Identify and pull out each line of the entries in which "Toxicity" occurs.

····················

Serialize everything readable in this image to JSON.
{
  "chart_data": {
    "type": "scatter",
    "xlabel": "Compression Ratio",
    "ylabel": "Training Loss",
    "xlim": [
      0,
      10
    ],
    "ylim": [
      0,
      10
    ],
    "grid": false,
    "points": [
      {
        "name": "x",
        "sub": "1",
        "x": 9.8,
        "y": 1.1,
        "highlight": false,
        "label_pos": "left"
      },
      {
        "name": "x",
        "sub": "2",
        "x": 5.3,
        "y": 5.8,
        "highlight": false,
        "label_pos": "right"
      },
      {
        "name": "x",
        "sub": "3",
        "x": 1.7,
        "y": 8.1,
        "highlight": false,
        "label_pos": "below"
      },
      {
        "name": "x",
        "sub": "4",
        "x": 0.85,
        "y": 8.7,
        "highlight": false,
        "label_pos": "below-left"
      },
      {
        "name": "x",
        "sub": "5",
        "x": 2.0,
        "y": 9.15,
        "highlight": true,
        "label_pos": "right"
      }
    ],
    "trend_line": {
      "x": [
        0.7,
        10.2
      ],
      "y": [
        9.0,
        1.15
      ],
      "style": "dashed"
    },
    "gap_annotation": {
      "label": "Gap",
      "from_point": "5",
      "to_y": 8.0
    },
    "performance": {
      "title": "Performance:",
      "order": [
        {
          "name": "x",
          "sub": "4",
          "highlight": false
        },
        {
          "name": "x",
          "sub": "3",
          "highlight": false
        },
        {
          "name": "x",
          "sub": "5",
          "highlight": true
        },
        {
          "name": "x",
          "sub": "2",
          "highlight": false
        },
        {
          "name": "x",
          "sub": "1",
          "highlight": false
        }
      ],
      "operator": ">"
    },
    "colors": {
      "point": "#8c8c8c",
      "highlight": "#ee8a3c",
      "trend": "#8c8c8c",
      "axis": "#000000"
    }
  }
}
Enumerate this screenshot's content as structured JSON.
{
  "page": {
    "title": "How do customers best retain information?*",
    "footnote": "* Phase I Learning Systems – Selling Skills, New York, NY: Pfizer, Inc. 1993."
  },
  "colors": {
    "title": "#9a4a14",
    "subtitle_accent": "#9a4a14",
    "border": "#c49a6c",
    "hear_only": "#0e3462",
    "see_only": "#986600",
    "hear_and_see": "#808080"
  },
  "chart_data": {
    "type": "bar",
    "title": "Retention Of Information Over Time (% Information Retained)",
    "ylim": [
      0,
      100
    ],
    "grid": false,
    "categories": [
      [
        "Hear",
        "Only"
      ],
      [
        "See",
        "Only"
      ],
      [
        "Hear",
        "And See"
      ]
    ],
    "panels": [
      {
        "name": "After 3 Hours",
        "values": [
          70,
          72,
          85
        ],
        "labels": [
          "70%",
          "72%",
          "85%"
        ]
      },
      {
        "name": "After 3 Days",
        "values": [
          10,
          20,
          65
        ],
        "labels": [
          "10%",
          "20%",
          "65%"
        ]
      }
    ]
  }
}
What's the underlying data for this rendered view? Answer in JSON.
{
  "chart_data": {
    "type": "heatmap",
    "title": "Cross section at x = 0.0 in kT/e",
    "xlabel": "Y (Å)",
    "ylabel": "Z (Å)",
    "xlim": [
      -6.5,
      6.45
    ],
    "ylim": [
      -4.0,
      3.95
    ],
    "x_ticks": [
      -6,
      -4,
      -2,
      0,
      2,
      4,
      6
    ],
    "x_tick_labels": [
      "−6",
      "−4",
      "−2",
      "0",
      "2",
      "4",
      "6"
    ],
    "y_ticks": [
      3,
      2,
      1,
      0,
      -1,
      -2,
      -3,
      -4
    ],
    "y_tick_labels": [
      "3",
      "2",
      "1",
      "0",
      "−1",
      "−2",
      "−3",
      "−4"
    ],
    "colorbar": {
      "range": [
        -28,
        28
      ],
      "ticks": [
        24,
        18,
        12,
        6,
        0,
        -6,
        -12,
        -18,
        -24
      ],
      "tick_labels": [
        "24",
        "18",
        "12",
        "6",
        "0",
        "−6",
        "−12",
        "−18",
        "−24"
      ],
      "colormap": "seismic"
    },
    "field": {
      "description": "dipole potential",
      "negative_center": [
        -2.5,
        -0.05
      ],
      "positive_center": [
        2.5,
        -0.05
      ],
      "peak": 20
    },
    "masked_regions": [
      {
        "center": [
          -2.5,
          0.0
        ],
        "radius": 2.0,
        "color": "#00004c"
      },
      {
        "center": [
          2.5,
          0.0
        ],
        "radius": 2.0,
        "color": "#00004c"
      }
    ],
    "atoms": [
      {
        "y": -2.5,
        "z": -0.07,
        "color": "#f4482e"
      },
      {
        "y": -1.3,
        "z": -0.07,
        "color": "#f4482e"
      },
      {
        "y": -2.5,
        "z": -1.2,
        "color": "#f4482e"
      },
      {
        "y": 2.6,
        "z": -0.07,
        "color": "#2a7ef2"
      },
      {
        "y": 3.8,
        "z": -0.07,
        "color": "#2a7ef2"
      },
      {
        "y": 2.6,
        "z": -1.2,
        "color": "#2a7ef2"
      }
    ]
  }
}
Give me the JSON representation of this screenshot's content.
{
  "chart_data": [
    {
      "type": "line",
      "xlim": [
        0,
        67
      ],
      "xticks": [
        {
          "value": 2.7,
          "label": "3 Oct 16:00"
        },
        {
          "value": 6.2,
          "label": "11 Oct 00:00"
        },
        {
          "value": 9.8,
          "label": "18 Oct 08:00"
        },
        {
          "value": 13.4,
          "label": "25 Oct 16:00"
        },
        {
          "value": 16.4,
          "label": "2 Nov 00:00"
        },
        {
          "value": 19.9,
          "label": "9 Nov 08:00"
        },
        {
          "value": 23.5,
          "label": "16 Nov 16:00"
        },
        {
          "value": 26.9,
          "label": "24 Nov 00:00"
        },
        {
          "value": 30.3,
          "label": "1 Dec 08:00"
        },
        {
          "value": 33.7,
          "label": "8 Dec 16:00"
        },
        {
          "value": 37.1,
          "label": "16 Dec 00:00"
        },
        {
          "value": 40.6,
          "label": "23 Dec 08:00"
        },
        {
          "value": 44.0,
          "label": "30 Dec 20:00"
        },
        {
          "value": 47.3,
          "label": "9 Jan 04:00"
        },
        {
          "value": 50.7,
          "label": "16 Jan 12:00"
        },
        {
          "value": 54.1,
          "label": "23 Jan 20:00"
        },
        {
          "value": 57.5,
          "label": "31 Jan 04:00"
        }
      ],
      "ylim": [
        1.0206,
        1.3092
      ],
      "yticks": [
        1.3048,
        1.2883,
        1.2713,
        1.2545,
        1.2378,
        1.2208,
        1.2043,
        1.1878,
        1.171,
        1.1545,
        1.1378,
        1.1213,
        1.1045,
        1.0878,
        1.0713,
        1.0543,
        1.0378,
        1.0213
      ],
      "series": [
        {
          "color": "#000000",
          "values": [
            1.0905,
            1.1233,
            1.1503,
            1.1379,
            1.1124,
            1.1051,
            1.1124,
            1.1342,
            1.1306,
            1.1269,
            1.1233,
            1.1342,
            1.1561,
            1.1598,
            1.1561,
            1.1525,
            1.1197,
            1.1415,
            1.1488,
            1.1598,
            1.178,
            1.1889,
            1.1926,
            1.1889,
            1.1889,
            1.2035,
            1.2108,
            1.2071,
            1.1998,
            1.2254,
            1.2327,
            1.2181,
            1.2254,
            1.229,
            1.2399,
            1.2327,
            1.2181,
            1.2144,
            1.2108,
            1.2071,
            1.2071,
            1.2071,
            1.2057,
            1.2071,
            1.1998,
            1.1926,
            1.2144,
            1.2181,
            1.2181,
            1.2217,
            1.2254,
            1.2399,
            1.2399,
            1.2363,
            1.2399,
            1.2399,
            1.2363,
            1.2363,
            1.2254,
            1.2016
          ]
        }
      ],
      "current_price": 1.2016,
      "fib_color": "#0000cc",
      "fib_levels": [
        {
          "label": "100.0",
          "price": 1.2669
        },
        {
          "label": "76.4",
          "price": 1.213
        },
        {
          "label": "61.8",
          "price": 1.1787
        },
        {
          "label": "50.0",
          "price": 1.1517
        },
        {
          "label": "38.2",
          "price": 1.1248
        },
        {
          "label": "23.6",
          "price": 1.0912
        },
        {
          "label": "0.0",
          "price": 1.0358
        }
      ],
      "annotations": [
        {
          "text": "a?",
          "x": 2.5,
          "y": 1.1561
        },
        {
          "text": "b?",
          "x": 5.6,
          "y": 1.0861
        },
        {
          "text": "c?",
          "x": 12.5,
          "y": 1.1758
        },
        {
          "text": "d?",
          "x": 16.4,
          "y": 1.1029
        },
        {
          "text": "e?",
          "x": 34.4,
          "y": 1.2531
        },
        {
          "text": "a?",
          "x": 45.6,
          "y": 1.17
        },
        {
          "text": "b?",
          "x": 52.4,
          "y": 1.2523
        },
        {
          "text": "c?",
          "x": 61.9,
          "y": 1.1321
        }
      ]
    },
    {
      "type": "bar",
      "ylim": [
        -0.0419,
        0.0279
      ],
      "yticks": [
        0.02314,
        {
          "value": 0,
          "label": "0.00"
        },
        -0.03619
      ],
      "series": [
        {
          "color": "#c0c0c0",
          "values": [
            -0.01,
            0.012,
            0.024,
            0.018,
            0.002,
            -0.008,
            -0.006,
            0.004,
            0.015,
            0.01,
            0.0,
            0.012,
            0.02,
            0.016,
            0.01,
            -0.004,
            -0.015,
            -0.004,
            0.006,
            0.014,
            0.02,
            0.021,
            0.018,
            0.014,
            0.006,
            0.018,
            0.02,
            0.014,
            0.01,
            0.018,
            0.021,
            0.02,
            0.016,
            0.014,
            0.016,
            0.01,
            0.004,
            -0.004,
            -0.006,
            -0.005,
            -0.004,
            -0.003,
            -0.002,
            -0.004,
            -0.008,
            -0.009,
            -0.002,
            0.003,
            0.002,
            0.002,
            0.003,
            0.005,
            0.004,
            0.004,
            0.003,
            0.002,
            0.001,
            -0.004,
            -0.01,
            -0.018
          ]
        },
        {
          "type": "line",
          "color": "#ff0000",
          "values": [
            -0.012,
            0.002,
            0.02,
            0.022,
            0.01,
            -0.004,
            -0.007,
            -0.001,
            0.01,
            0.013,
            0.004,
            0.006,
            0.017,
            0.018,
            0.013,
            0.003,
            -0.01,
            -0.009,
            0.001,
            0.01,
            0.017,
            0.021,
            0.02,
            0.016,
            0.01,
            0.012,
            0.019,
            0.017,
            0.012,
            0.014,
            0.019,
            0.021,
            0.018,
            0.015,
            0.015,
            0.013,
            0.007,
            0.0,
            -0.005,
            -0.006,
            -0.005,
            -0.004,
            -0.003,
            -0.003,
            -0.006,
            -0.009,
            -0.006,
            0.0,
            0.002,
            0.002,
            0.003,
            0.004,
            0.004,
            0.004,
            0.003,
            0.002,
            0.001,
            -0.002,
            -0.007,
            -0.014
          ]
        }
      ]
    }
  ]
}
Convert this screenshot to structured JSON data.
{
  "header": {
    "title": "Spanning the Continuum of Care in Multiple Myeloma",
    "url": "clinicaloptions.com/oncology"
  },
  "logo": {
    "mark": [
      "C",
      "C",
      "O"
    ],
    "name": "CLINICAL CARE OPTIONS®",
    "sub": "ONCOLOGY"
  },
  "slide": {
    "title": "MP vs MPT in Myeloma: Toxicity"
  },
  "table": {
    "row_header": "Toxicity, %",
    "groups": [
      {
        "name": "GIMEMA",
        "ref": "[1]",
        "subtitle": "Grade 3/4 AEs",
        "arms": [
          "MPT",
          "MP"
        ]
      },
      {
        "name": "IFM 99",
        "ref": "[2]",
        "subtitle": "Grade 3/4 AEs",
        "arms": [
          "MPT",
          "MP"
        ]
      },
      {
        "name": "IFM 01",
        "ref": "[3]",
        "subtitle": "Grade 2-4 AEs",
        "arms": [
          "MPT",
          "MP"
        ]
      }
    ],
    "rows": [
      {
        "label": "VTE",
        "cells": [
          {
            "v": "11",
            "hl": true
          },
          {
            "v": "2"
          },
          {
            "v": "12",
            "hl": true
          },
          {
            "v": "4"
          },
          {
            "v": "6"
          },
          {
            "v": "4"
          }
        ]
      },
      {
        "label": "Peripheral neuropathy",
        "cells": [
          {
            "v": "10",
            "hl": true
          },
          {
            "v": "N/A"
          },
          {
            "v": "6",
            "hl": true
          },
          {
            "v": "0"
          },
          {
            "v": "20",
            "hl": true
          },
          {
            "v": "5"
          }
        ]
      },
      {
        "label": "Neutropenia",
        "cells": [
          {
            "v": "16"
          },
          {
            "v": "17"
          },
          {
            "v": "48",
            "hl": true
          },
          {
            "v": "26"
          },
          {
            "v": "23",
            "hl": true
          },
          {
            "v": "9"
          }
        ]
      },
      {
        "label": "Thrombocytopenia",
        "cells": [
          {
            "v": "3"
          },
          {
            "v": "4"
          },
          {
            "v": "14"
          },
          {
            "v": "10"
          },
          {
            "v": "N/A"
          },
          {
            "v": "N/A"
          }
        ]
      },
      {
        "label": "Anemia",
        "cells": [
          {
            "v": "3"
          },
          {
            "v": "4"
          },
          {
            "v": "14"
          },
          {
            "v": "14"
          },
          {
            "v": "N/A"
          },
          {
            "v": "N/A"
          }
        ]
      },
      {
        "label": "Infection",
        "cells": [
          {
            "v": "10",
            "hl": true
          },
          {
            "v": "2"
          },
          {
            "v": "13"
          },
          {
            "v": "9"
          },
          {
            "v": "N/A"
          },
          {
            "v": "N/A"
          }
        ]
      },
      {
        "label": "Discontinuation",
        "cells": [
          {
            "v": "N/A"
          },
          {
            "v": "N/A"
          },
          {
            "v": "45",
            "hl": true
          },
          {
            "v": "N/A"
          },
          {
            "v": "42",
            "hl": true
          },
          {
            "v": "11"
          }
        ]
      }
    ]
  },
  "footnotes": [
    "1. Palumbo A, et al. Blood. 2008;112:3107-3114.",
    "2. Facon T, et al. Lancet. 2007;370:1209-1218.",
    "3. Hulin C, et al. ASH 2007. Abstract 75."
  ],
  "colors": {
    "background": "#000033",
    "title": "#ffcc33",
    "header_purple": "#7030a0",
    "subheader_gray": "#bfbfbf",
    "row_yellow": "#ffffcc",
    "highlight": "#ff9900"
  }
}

····················

◆ **Full solution**
    "title": "MP vs MPT in Myeloma: Toxicity"
    "row_header": "Toxicity, %",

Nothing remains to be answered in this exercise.